## Begin

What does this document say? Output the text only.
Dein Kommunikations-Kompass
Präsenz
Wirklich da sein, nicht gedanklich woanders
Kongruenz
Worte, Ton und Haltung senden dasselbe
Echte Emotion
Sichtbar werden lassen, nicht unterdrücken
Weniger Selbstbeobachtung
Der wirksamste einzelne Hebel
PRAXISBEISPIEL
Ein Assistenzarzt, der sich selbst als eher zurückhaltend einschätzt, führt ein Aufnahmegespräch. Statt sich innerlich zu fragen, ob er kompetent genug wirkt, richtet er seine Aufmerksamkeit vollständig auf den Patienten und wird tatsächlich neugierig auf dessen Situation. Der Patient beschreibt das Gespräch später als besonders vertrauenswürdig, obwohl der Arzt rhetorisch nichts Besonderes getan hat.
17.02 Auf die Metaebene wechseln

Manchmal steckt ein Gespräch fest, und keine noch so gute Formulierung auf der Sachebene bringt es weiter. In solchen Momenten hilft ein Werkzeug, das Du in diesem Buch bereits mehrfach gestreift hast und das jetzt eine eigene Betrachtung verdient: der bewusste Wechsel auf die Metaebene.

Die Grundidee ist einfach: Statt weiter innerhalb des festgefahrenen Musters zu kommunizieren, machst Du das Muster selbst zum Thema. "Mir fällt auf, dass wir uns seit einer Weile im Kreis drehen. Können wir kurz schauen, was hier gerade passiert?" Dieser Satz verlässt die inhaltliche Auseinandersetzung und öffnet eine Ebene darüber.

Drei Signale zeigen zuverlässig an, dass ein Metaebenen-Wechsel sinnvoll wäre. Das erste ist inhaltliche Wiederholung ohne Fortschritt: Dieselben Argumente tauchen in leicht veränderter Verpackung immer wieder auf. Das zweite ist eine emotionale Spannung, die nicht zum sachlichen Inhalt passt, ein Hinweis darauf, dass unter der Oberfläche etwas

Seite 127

## End
## Begin

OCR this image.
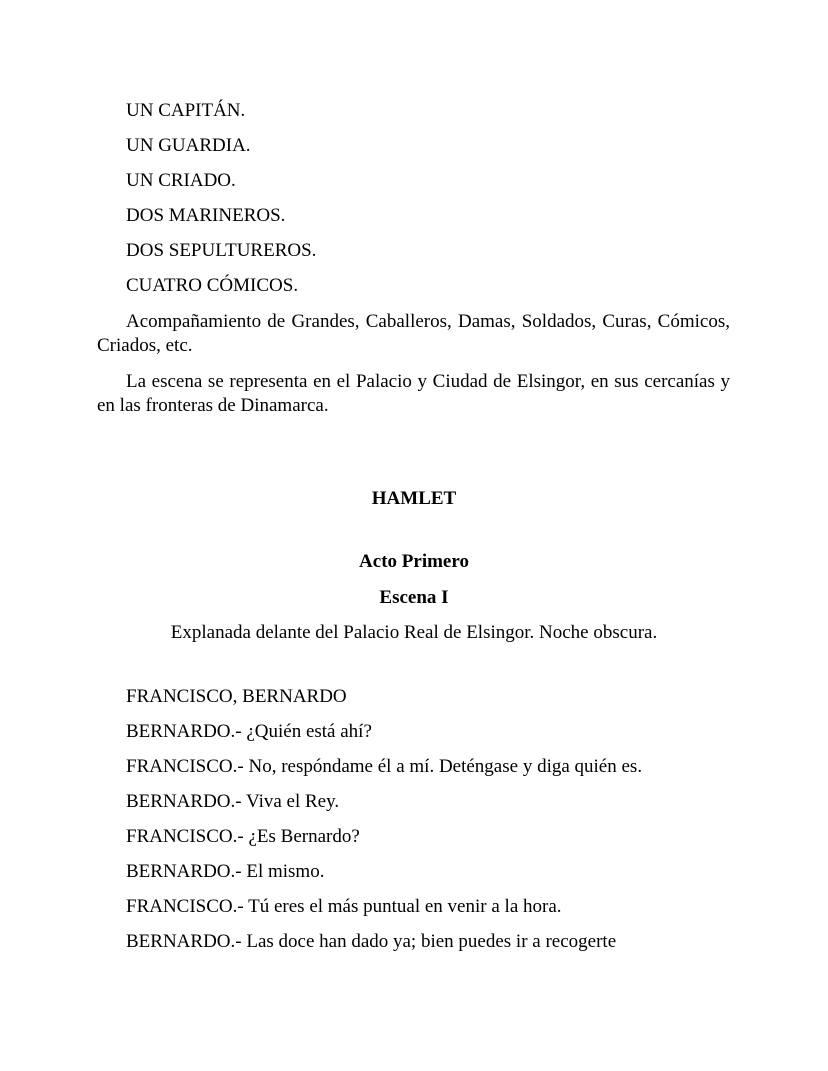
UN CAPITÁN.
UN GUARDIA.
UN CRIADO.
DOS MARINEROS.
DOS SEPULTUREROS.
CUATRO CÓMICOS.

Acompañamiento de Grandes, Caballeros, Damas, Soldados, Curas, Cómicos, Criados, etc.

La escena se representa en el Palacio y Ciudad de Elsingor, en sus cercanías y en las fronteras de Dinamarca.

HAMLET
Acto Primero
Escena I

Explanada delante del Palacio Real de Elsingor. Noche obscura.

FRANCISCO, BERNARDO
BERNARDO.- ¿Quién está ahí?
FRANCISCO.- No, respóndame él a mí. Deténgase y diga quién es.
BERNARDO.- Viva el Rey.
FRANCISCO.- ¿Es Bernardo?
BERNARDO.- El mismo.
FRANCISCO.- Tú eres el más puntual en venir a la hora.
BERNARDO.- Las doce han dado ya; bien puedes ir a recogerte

## End

Aim = Look through the listing above and count the lines where the string "this" appears. Report the number only.

Answer for the task = 2